[begin Record set]

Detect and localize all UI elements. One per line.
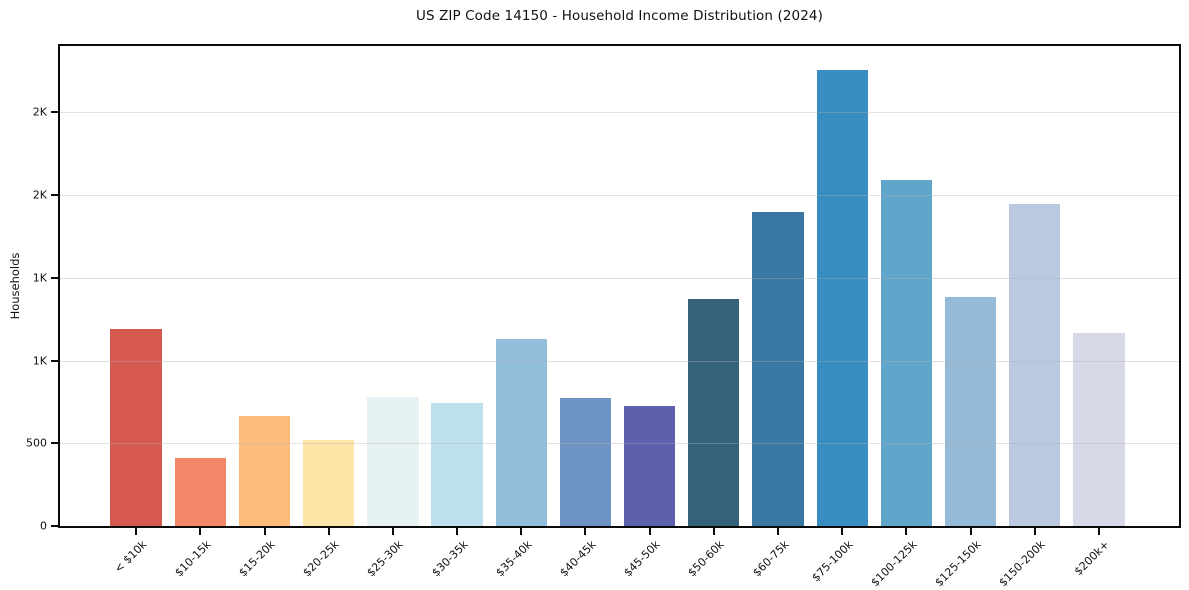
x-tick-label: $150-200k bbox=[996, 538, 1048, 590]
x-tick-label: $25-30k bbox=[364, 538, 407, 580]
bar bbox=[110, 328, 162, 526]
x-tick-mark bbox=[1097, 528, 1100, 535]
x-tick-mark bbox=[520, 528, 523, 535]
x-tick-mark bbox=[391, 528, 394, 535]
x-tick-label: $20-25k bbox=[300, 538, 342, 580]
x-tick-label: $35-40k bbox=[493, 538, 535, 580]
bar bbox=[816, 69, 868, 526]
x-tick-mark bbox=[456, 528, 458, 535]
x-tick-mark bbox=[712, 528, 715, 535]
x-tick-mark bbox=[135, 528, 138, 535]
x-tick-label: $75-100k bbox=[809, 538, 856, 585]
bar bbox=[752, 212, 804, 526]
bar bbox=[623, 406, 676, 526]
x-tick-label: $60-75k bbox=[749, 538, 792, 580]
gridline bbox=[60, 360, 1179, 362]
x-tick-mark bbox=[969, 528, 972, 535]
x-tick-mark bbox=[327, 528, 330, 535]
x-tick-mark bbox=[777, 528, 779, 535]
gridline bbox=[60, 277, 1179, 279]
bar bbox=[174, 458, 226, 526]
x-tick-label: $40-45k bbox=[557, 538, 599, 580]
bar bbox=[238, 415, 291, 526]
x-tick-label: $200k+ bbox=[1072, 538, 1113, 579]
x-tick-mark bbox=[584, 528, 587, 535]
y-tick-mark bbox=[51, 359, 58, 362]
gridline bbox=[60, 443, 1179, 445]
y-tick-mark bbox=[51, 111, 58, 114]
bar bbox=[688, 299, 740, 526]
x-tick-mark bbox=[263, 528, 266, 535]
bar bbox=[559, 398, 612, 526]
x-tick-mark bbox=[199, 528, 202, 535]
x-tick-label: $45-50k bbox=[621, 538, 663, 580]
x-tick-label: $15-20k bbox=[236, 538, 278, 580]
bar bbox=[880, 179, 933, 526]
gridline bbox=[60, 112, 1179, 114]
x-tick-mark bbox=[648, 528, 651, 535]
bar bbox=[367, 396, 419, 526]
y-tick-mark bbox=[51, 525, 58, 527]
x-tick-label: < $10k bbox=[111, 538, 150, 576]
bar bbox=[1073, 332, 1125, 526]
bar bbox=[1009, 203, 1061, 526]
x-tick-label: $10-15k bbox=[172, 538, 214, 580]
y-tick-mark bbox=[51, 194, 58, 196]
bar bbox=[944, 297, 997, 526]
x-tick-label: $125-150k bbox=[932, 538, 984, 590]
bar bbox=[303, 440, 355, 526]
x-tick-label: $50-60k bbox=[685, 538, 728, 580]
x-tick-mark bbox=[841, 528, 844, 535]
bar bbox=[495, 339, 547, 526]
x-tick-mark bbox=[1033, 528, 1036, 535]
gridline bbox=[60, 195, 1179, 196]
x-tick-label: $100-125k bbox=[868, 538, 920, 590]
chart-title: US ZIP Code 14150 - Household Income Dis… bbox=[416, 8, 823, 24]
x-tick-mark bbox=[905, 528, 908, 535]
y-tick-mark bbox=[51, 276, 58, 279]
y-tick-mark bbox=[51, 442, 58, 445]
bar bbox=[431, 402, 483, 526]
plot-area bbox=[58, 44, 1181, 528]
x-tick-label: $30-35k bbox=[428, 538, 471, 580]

[end Record set]
[begin Record set]

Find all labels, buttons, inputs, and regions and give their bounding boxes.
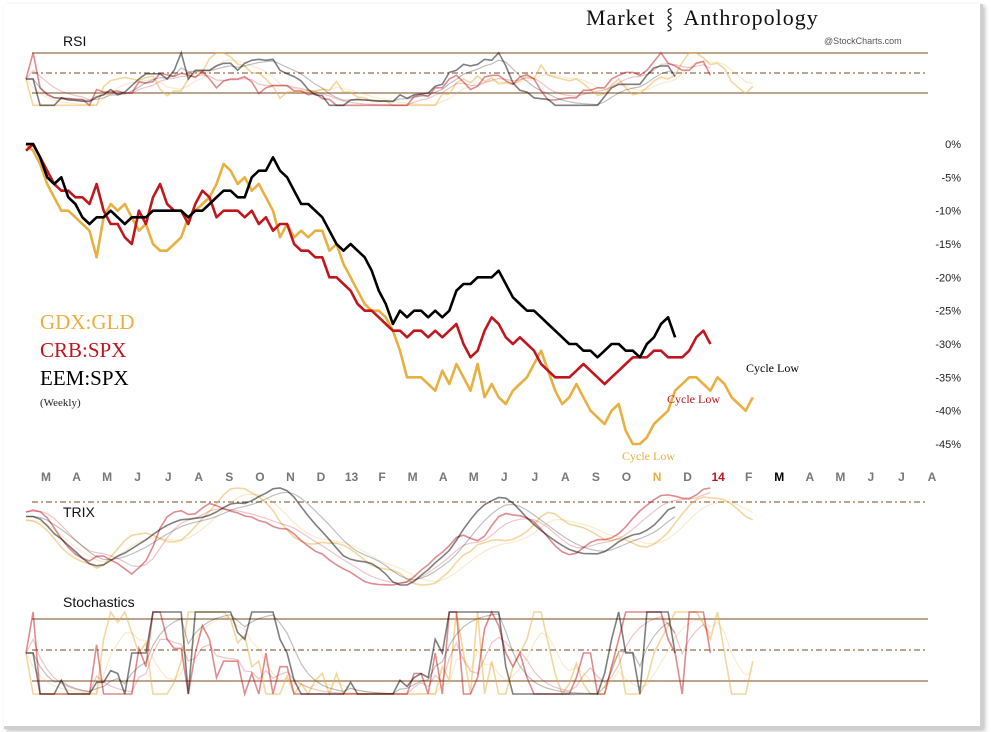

[end Record set]

(Prompt)
Begin at the line that has "Detect and localize" and stop after the line that has "x-tick-mark bbox=[391, 528, 394, 535]", reproducing those lines of the material word for word. Leave the pictures out.

(Final answer)
Detect and localize all UI elements. One per line.
x-tick-label: $150-200k bbox=[996, 538, 1048, 590]
x-tick-label: $25-30k bbox=[364, 538, 407, 580]
bar bbox=[110, 328, 162, 526]
x-tick-mark bbox=[1097, 528, 1100, 535]
x-tick-mark bbox=[520, 528, 523, 535]
x-tick-mark bbox=[391, 528, 394, 535]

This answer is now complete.